WHAT TO PRODUCE
Among the lines below, how many carry the string "Range"? Reply with a number and nothing else.
* Start *
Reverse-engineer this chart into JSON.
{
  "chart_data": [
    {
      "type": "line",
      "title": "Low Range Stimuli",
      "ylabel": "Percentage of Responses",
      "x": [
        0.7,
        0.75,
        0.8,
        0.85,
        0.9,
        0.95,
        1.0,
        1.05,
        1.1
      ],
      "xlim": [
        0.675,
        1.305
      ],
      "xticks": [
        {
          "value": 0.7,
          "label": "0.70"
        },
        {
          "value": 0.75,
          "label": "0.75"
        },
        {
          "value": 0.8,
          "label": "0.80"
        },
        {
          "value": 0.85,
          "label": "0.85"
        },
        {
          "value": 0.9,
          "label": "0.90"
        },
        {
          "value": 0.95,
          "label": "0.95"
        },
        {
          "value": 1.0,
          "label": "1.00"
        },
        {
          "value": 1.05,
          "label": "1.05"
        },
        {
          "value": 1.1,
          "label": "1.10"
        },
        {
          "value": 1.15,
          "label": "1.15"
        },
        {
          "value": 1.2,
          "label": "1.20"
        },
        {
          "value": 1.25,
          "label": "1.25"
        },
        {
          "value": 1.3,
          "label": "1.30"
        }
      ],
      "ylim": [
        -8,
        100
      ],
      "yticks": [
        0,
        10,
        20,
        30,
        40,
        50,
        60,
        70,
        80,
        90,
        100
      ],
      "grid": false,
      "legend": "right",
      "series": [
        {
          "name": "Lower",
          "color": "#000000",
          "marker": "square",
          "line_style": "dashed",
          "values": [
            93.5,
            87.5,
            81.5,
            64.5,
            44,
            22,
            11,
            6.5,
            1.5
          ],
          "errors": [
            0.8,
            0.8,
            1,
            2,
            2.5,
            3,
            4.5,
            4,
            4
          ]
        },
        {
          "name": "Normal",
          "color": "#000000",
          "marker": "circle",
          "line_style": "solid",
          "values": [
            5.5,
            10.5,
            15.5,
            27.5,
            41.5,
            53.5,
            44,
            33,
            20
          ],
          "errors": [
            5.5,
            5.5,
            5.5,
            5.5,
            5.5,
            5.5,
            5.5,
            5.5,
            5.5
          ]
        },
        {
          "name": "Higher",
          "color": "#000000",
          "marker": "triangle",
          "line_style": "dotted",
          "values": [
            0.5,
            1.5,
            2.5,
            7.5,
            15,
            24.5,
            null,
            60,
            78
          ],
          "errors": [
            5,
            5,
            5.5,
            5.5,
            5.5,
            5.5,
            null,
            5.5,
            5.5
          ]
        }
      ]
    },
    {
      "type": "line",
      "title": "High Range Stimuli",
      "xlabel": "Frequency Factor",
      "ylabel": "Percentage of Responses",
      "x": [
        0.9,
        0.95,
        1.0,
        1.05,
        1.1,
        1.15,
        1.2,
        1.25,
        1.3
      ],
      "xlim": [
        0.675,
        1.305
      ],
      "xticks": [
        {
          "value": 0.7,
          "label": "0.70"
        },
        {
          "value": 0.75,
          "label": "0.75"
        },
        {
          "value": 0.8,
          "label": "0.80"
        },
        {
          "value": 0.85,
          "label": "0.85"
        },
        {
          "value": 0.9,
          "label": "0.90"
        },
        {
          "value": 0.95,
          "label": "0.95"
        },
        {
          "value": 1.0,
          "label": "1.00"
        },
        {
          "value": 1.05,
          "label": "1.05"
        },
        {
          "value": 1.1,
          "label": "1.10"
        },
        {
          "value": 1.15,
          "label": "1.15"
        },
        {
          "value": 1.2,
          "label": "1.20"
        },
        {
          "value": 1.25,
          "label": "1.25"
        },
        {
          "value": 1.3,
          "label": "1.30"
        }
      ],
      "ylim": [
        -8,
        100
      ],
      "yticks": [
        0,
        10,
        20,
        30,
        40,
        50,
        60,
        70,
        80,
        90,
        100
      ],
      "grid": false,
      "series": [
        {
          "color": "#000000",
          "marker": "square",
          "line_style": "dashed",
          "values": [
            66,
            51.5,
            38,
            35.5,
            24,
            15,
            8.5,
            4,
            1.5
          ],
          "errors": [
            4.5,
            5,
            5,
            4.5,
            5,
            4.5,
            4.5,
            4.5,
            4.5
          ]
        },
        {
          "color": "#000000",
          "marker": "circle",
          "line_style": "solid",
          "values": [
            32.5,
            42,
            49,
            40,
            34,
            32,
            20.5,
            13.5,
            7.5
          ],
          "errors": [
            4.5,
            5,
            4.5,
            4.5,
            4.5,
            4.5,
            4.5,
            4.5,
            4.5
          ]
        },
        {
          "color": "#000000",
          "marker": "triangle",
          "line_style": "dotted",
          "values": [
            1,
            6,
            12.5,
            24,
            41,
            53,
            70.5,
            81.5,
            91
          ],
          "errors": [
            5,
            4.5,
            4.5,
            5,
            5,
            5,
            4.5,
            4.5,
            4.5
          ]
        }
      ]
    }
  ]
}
* End *
* Start *
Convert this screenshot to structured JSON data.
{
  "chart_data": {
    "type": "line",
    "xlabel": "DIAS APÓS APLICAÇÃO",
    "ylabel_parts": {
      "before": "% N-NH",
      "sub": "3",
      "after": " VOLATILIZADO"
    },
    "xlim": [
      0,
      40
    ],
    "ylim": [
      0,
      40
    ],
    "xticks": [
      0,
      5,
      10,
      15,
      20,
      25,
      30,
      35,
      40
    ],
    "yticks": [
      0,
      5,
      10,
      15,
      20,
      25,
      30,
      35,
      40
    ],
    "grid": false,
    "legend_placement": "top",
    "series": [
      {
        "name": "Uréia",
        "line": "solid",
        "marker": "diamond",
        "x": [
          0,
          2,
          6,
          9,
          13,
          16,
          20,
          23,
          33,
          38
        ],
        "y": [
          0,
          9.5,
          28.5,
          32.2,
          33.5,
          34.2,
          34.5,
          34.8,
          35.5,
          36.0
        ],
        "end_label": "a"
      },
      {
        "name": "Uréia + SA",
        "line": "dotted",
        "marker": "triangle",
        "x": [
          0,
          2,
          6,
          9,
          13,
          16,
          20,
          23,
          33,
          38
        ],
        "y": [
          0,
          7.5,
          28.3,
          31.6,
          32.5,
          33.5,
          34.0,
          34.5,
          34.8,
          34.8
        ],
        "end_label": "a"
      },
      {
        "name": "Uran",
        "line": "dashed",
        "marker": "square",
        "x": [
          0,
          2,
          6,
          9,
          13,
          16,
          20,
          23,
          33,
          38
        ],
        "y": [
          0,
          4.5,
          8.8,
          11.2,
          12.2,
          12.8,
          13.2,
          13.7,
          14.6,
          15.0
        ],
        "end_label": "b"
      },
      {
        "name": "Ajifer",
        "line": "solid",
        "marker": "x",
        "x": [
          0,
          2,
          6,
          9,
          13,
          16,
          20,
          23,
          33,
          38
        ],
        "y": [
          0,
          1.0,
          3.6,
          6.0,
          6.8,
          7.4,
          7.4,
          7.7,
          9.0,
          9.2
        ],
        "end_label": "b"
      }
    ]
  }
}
* End *
FINISHED ANSWER
2